Tarefa atribuída: De acordo com o texto sobre os ciberataques contra Taiwan, qual foi a média diária desses ataques em 2025?

Excerto selecionado:
/---

Os ciberataques atribuídos à China contra Taiwan atingiram, em 2025, uma média diária de 2,63 milhões, um aumento de 6% face ao ano anterior, segundo o National Security Bureau (NSB) da ilha. Hospitais, bancos, serviços de emergência e infraestruturas energéticas estiveram entre os principais alvos.
De acordo com o relatório, citado pela Reuters, a atividade cibernética mais do que duplicou desde 2023, ano em que as autoridades taiwanesas começaram a divulgar dados regulares.
O NSB considera que os ataques visam comprometer infraestruturas críticas e perturbar o funcionamento normal da sociedade e do Estado.
As autoridades referem ainda que os ataques digitais têm sido sincronizados com ações militares e momentos politicamente sensíveis, como exercícios do Exército chinês junto à ilha ou eventos diplomáticos envolvendo líderes taiwaneses.
Entre as técnicas utilizadas contam-se ataques de negação de serviço, intrusões em redes de telecomunicações e tentativas de roubo de dados e tecnologia, incluindo em centros ligados à indústria dos semicondutores.
Taiwan denuncia esta estratégia como parte de uma “guerra híbrida”, através da qual Pequim procura pressionar a ilha política, económica e tecnologicamente, sem recorrer a um conflito militar direto.

\---

Dados fornecidos:
/---

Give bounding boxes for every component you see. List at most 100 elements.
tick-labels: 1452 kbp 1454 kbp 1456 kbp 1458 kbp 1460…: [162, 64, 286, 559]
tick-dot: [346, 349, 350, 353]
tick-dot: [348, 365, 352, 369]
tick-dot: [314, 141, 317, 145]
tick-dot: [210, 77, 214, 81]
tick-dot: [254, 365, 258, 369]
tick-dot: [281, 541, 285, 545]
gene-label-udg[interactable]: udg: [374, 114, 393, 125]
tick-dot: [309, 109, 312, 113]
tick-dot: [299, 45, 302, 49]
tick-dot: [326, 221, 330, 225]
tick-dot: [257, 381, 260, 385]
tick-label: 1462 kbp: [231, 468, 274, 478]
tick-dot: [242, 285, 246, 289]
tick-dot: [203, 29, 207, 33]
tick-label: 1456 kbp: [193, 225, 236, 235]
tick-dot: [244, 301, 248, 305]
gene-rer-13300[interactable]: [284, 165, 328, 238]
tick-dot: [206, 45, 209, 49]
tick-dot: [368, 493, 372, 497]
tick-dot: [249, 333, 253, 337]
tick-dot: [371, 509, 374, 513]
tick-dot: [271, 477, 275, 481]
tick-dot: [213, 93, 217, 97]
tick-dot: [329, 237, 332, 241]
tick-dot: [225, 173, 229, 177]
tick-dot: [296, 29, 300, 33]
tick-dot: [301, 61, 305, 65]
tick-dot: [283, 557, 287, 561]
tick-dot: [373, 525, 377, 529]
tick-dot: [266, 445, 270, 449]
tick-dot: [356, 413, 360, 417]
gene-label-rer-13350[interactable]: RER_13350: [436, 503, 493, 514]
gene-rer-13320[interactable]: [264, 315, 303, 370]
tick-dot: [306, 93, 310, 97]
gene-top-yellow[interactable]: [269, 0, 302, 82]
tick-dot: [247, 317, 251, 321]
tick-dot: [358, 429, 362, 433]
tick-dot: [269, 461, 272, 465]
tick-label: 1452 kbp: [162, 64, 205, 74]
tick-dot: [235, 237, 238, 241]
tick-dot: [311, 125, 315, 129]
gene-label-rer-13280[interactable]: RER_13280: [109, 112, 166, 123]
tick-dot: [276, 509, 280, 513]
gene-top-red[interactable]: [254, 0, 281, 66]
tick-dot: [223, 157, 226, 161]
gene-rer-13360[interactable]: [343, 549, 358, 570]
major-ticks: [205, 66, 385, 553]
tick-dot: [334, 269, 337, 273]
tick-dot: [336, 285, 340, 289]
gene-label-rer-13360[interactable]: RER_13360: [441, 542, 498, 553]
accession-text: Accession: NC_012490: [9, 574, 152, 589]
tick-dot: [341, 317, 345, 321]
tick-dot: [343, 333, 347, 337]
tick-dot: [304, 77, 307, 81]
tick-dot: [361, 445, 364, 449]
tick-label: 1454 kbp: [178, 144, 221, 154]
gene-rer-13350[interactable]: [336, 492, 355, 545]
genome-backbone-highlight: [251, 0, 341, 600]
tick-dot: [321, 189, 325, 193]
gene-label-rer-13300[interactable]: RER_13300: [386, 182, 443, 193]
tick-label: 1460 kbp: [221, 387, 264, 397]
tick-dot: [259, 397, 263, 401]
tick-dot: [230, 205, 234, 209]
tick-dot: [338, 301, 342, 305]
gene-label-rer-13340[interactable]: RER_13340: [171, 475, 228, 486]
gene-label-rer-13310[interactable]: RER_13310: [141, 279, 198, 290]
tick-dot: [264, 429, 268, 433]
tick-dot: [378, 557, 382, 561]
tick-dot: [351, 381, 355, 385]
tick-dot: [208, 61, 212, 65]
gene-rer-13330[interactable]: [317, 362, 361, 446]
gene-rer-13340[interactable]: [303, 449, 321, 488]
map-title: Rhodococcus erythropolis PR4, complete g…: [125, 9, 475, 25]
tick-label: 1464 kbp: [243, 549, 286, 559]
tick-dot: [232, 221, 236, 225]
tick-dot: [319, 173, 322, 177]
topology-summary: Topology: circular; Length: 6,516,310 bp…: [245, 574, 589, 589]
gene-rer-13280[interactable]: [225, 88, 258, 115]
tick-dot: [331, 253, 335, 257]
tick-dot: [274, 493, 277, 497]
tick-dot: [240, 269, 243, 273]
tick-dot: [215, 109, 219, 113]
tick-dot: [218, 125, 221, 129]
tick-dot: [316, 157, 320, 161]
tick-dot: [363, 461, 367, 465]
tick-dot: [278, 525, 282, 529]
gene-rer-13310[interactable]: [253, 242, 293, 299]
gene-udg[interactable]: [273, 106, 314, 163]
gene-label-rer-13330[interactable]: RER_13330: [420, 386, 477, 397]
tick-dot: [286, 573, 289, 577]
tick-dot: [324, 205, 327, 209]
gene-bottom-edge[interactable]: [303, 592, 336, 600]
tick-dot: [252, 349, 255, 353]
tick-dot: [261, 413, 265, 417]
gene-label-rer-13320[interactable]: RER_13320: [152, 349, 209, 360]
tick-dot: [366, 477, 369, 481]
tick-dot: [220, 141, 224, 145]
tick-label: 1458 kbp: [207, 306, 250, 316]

\---

Resultado da tarefa: Uma média diária de 2,63 milhões de ciberataques.